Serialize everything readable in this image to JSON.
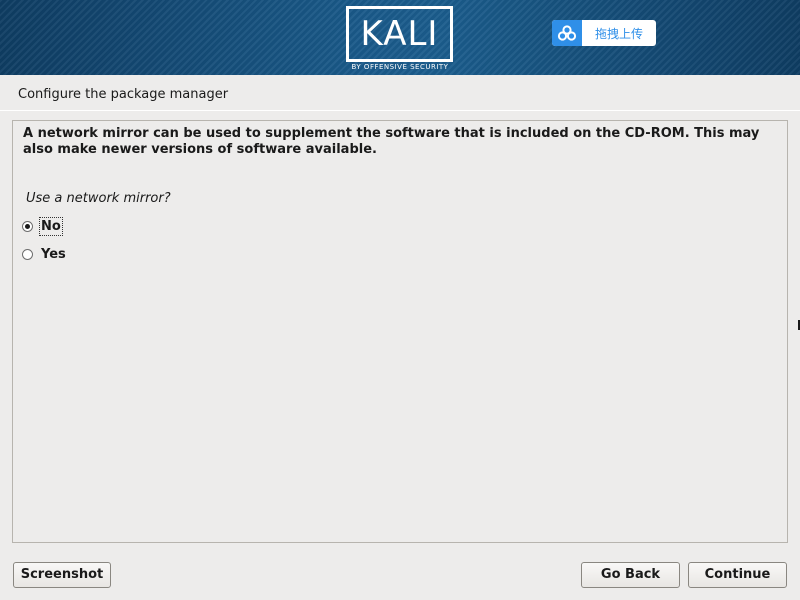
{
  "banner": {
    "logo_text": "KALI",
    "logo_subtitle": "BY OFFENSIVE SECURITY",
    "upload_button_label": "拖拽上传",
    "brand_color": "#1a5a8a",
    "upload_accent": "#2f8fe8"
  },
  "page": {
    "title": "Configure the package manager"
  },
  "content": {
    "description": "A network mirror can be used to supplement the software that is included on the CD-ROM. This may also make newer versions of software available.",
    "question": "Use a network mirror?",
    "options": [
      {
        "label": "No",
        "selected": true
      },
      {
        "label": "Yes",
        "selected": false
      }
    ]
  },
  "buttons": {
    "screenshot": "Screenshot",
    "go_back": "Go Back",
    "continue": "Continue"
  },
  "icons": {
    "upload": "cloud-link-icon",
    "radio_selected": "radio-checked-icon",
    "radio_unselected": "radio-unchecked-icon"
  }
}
################
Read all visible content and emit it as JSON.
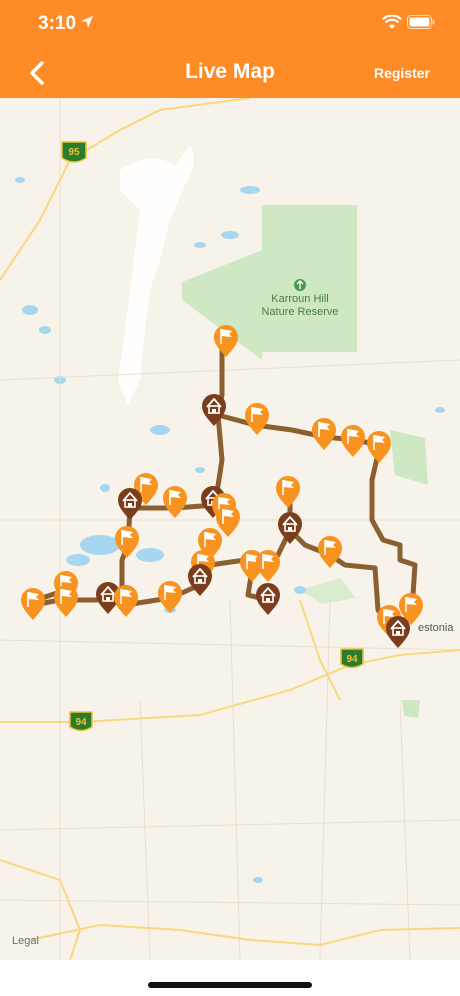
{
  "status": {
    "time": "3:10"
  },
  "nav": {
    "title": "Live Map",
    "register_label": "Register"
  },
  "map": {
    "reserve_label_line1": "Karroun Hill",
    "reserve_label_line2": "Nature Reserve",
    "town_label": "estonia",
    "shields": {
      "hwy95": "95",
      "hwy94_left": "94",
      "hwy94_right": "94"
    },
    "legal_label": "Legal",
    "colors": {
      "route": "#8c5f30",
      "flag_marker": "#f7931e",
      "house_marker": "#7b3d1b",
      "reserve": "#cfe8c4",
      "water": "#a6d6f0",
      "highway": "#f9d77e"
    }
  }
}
################
### Directive
Return every line above that contains the word "radio".

### Solution below
    "radio_selected": "radio-checked-icon",
    "radio_unselected": "radio-unchecked-icon"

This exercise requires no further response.